#### What the task requires
Format the rows below as a JSON array of strings, one string per line, with blank lines omitted.

#### Task inputs
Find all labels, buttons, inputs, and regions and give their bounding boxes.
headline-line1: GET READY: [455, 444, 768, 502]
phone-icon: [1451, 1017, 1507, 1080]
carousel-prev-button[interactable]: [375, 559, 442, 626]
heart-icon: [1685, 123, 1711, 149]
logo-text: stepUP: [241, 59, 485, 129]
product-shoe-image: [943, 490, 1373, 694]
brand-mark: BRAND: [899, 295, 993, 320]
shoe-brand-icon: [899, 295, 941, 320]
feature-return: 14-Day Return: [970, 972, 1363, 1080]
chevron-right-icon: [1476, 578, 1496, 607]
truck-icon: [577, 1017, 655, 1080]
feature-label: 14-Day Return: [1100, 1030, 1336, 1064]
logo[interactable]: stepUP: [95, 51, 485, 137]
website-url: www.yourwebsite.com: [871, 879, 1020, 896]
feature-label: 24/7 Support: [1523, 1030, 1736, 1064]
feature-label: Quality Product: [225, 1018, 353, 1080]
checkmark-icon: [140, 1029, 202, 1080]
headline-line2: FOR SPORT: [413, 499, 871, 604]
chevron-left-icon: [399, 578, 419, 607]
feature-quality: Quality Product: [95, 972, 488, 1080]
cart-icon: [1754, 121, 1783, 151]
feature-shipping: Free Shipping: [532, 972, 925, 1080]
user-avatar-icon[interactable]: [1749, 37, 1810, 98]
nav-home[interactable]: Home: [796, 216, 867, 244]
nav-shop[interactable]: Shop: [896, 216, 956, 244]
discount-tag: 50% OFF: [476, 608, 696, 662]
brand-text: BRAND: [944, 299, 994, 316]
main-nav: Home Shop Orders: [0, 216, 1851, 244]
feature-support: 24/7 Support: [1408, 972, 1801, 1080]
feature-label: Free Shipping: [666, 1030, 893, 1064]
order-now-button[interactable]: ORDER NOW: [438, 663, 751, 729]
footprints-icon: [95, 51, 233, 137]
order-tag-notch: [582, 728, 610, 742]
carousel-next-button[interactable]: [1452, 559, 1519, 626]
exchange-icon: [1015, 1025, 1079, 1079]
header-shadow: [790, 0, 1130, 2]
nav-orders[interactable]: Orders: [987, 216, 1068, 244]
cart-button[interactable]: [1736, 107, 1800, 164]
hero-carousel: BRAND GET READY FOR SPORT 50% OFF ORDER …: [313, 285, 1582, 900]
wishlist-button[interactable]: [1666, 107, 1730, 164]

#### Task response
[
  "Find all labels, buttons, inputs, and regions and give their bounding boxes.",
  "headline-line1: GET READY: [455, 444, 768, 502]",
  "phone-icon: [1451, 1017, 1507, 1080]",
  "carousel-prev-button[interactable]: [375, 559, 442, 626]",
  "heart-icon: [1685, 123, 1711, 149]",
  "logo-text: stepUP: [241, 59, 485, 129]",
  "product-shoe-image: [943, 490, 1373, 694]",
  "brand-mark: BRAND: [899, 295, 993, 320]",
  "shoe-brand-icon: [899, 295, 941, 320]",
  "feature-return: 14-Day Return: [970, 972, 1363, 1080]",
  "chevron-right-icon: [1476, 578, 1496, 607]",
  "truck-icon: [577, 1017, 655, 1080]",
  "feature-label: 14-Day Return: [1100, 1030, 1336, 1064]",
  "logo[interactable]: stepUP: [95, 51, 485, 137]",
  "website-url: www.yourwebsite.com: [871, 879, 1020, 896]",
  "feature-label: 24/7 Support: [1523, 1030, 1736, 1064]",
  "feature-label: Quality Product: [225, 1018, 353, 1080]",
  "checkmark-icon: [140, 1029, 202, 1080]",
  "headline-line2: FOR SPORT: [413, 499, 871, 604]",
  "chevron-left-icon: [399, 578, 419, 607]",
  "feature-quality: Quality Product: [95, 972, 488, 1080]",
  "cart-icon: [1754, 121, 1783, 151]",
  "feature-shipping: Free Shipping: [532, 972, 925, 1080]",
  "user-avatar-icon[interactable]: [1749, 37, 1810, 98]",
  "nav-home[interactable]: Home: [796, 216, 867, 244]",
  "nav-shop[interactable]: Shop: [896, 216, 956, 244]",
  "discount-tag: 50% OFF: [476, 608, 696, 662]",
  "brand-text: BRAND: [944, 299, 994, 316]",
  "main-nav: Home Shop Orders: [0, 216, 1851, 244]",
  "feature-support: 24/7 Support: [1408, 972, 1801, 1080]",
  "feature-label: Free Shipping: [666, 1030, 893, 1064]",
  "order-now-button[interactable]: ORDER NOW: [438, 663, 751, 729]",
  "footprints-icon: [95, 51, 233, 137]",
  "order-tag-notch: [582, 728, 610, 742]",
  "carousel-next-button[interactable]: [1452, 559, 1519, 626]",
  "exchange-icon: [1015, 1025, 1079, 1079]",
  "header-shadow: [790, 0, 1130, 2]",
  "nav-orders[interactable]: Orders: [987, 216, 1068, 244]",
  "cart-button[interactable]: [1736, 107, 1800, 164]",
  "hero-carousel: BRAND GET READY FOR SPORT 50% OFF ORDER …: [313, 285, 1582, 900]",
  "wishlist-button[interactable]: [1666, 107, 1730, 164]"
]